Please convert the listing below into a Markdown table with two columns, No. and Entry, giving each line its row number and leaving out blank lines.

#### Working data
--- --- ---
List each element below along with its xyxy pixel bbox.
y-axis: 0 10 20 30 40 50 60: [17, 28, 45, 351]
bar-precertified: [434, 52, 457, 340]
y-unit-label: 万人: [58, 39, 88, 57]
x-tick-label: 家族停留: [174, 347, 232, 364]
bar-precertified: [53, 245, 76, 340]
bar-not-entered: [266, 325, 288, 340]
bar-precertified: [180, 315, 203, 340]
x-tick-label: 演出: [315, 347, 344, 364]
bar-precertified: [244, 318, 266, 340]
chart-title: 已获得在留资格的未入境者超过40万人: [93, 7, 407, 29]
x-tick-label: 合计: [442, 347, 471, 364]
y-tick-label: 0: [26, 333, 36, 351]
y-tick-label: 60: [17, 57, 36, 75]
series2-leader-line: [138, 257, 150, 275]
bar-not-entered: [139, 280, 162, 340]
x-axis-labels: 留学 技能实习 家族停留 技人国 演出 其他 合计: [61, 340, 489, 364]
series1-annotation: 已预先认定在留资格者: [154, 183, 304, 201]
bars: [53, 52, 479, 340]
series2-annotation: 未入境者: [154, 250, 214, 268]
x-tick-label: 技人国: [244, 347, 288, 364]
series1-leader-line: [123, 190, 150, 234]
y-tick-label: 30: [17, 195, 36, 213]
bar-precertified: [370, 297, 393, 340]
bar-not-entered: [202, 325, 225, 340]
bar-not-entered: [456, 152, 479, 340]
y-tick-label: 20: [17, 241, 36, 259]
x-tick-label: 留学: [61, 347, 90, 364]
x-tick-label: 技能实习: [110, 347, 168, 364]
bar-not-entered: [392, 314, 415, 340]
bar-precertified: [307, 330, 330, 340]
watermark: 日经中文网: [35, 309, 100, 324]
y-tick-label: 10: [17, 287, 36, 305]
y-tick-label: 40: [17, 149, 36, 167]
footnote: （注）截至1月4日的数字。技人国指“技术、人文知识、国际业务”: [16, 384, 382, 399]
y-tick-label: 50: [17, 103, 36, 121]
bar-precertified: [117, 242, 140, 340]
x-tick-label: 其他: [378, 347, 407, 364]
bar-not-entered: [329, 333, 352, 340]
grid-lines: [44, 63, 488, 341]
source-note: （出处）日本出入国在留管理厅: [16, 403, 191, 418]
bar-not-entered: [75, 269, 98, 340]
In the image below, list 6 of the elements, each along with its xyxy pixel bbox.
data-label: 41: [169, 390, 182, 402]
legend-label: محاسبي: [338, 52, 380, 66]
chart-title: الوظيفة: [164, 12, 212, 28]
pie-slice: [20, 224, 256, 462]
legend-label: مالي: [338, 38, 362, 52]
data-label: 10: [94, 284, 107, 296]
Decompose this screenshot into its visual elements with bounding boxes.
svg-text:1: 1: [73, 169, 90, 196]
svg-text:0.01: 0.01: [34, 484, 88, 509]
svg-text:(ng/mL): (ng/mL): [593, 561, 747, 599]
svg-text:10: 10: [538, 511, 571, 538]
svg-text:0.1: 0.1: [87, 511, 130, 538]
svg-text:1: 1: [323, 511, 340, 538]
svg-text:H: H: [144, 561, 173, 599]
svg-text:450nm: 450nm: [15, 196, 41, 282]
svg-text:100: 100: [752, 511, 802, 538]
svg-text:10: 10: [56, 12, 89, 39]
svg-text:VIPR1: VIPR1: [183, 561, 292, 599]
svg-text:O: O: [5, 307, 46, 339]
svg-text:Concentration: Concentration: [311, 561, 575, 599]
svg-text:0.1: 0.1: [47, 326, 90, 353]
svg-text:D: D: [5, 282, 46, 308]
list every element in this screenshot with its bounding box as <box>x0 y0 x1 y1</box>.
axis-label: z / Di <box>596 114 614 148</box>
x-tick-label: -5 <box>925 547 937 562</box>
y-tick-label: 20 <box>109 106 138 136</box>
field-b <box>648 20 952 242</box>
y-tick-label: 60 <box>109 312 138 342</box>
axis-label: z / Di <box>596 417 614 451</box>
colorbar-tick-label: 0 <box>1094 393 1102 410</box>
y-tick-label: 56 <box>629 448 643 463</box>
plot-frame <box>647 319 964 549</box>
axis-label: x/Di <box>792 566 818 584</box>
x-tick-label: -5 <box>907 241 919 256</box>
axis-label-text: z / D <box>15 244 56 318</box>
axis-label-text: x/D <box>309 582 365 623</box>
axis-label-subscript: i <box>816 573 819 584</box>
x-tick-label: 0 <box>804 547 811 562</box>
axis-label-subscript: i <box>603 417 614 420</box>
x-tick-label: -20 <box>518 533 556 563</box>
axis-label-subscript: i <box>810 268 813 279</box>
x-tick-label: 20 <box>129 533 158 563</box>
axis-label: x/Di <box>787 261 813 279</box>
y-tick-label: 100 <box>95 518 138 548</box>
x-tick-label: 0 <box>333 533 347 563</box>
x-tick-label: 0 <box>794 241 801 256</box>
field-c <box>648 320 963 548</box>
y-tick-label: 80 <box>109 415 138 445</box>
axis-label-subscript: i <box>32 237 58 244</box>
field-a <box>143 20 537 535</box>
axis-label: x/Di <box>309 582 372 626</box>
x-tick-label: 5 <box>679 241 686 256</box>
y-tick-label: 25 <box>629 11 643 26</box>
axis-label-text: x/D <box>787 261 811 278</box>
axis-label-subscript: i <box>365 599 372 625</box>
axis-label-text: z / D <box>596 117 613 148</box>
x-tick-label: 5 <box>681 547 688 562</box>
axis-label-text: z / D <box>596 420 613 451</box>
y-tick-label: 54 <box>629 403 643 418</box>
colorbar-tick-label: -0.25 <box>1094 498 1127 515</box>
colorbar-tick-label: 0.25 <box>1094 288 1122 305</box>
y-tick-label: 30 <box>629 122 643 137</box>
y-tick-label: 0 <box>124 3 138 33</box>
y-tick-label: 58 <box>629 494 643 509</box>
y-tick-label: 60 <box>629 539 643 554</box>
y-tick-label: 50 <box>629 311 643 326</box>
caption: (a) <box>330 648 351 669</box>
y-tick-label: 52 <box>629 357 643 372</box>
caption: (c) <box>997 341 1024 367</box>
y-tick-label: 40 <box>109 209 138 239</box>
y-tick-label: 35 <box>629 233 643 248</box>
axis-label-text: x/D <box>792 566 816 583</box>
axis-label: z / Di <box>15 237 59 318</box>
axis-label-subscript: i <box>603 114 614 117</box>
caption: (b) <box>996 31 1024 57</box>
--- --- ---
#### Reply to the task
| No. | Entry |
|---|---|
| 1 | List each element below along with its xyxy pixel bbox. |
| 2 | y-axis: 0 10 20 30 40 50 60: [17, 28, 45, 351] |
| 3 | bar-precertified: [434, 52, 457, 340] |
| 4 | y-unit-label: 万人: [58, 39, 88, 57] |
| 5 | x-tick-label: 家族停留: [174, 347, 232, 364] |
| 6 | bar-precertified: [53, 245, 76, 340] |
| 7 | bar-not-entered: [266, 325, 288, 340] |
| 8 | bar-precertified: [180, 315, 203, 340] |
| 9 | x-tick-label: 演出: [315, 347, 344, 364] |
| 10 | bar-precertified: [244, 318, 266, 340] |
| 11 | chart-title: 已获得在留资格的未入境者超过40万人: [93, 7, 407, 29] |
| 12 | x-tick-label: 合计: [442, 347, 471, 364] |
| 13 | y-tick-label: 0: [26, 333, 36, 351] |
| 14 | y-tick-label: 60: [17, 57, 36, 75] |
| 15 | series2-leader-line: [138, 257, 150, 275] |
| 16 | bar-not-entered: [139, 280, 162, 340] |
| 17 | x-axis-labels: 留学 技能实习 家族停留 技人国 演出 其他 合计: [61, 340, 489, 364] |
| 18 | series1-annotation: 已预先认定在留资格者: [154, 183, 304, 201] |
| 19 | bars: [53, 52, 479, 340] |
| 20 | series2-annotation: 未入境者: [154, 250, 214, 268] |
| 21 | x-tick-label: 技人国: [244, 347, 288, 364] |
| 22 | series1-leader-line: [123, 190, 150, 234] |
| 23 | y-tick-label: 30: [17, 195, 36, 213] |
| 24 | bar-precertified: [370, 297, 393, 340] |
| 25 | bar-not-entered: [202, 325, 225, 340] |
| 26 | bar-not-entered: [456, 152, 479, 340] |
| 27 | y-tick-label: 20: [17, 241, 36, 259] |
| 28 | x-tick-label: 留学: [61, 347, 90, 364] |
| 29 | x-tick-label: 技能实习: [110, 347, 168, 364] |
| 30 | bar-not-entered: [392, 314, 415, 340] |
| 31 | bar-precertified: [307, 330, 330, 340] |
| 32 | watermark: 日经中文网: [35, 309, 100, 324] |
| 33 | y-tick-label: 10: [17, 287, 36, 305] |
| 34 | y-tick-label: 40: [17, 149, 36, 167] |
| 35 | footnote: （注）截至1月4日的数字。技人国指“技术、人文知识、国际业务”: [16, 384, 382, 399] |
| 36 | y-tick-label: 50: [17, 103, 36, 121] |
| 37 | bar-precertified: [117, 242, 140, 340] |
| 38 | x-tick-label: 其他: [378, 347, 407, 364] |
| 39 | bar-not-entered: [329, 333, 352, 340] |
| 40 | grid-lines: [44, 63, 488, 341] |
| 41 | source-note: （出处）日本出入国在留管理厅: [16, 403, 191, 418] |
| 42 | bar-not-entered: [75, 269, 98, 340] |
| 43 | In the image below, list 6 of the elements, each along with its xyxy pixel bbox. |
| 44 | data-label: 41: [169, 390, 182, 402] |
| 45 | legend-label: محاسبي: [338, 52, 380, 66] |
| 46 | chart-title: الوظيفة: [164, 12, 212, 28] |
| 47 | pie-slice: [20, 224, 256, 462] |
| 48 | legend-label: مالي: [338, 38, 362, 52] |
| 49 | data-label: 10: [94, 284, 107, 296] |
| 50 | Decompose this screenshot into its visual elements with bounding boxes. |
| 51 | svg-text:1: 1: [73, 169, 90, 196] |
| 52 | svg-text:0.01: 0.01: [34, 484, 88, 509] |
| 53 | svg-text:(ng/mL): (ng/mL): [593, 561, 747, 599] |
| 54 | svg-text:10: 10: [538, 511, 571, 538] |
| 55 | svg-text:0.1: 0.1: [87, 511, 130, 538] |
| 56 | svg-text:1: 1: [323, 511, 340, 538] |
| 57 | svg-text:H: H: [144, 561, 173, 599] |
| 58 | svg-text:450nm: 450nm: [15, 196, 41, 282] |
| 59 | svg-text:100: 100: [752, 511, 802, 538] |
| 60 | svg-text:10: 10: [56, 12, 89, 39] |
| 61 | svg-text:VIPR1: VIPR1: [183, 561, 292, 599] |
| 62 | svg-text:O: O: [5, 307, 46, 339] |
| 63 | svg-text:Concentration: Concentration: [311, 561, 575, 599] |
| 64 | svg-text:0.1: 0.1: [47, 326, 90, 353] |
| 65 | svg-text:D: D: [5, 282, 46, 308] |
| 66 | list every element in this screenshot with its bounding box as <box>x0 y0 x1 y1</box>. |
| 67 | axis-label: z / Di <box>596 114 614 148</box> |
| 68 | x-tick-label: -5 <box>925 547 937 562</box> |
| 69 | y-tick-label: 20 <box>109 106 138 136</box> |
| 70 | field-b <box>648 20 952 242</box> |
| 71 | y-tick-label: 60 <box>109 312 138 342</box> |
| 72 | axis-label: z / Di <box>596 417 614 451</box> |
| 73 | colorbar-tick-label: 0 <box>1094 393 1102 410</box> |
| 74 | y-tick-label: 56 <box>629 448 643 463</box> |
| 75 | plot-frame <box>647 319 964 549</box> |
| 76 | axis-label: x/Di <box>792 566 818 584</box> |
| 77 | x-tick-label: -5 <box>907 241 919 256</box> |
| 78 | axis-label-text: z / D <box>15 244 56 318</box> |
| 79 | axis-label-text: x/D <box>309 582 365 623</box> |
| 80 | axis-label-subscript: i <box>816 573 819 584</box> |
| 81 | x-tick-label: 0 <box>804 547 811 562</box> |
| 82 | axis-label-subscript: i <box>603 417 614 420</box> |
| 83 | x-tick-label: -20 <box>518 533 556 563</box> |
| 84 | axis-label-subscript: i <box>810 268 813 279</box> |
| 85 | x-tick-label: 20 <box>129 533 158 563</box> |
| 86 | axis-label: x/Di <box>787 261 813 279</box> |
| 87 | y-tick-label: 100 <box>95 518 138 548</box> |
| 88 | x-tick-label: 0 <box>333 533 347 563</box> |
| 89 | x-tick-label: 0 <box>794 241 801 256</box> |
| 90 | field-c <box>648 320 963 548</box> |
| 91 | y-tick-label: 80 <box>109 415 138 445</box> |
| 92 | axis-label-subscript: i <box>32 237 58 244</box> |
| 93 | field-a <box>143 20 537 535</box> |
| 94 | axis-label: x/Di <box>309 582 372 626</box> |
| 95 | x-tick-label: 5 <box>679 241 686 256</box> |
| 96 | y-tick-label: 25 <box>629 11 643 26</box> |
| 97 | axis-label-text: x/D <box>787 261 811 278</box> |
| 98 | axis-label-subscript: i <box>365 599 372 625</box> |
| 99 | axis-label-text: z / D <box>596 117 613 148</box> |
| 100 | x-tick-label: 5 <box>681 547 688 562</box> |
| 101 | axis-label-text: z / D <box>596 420 613 451</box> |
| 102 | y-tick-label: 54 <box>629 403 643 418</box> |
| 103 | colorbar-tick-label: -0.25 <box>1094 498 1127 515</box> |
| 104 | colorbar-tick-label: 0.25 <box>1094 288 1122 305</box> |
| 105 | y-tick-label: 30 <box>629 122 643 137</box> |
| 106 | y-tick-label: 0 <box>124 3 138 33</box> |
| 107 | y-tick-label: 58 <box>629 494 643 509</box> |
| 108 | y-tick-label: 60 <box>629 539 643 554</box> |
| 109 | y-tick-label: 50 <box>629 311 643 326</box> |
| 110 | caption: (a) <box>330 648 351 669</box> |
| 111 | y-tick-label: 52 <box>629 357 643 372</box> |
| 112 | caption: (c) <box>997 341 1024 367</box> |
| 113 | y-tick-label: 40 <box>109 209 138 239</box> |
| 114 | y-tick-label: 35 <box>629 233 643 248</box> |
| 115 | axis-label-text: x/D <box>792 566 816 583</box> |
| 116 | axis-label: z / Di <box>15 237 59 318</box> |
| 117 | axis-label-subscript: i <box>603 114 614 117</box> |
| 118 | caption: (b) <box>996 31 1024 57</box> |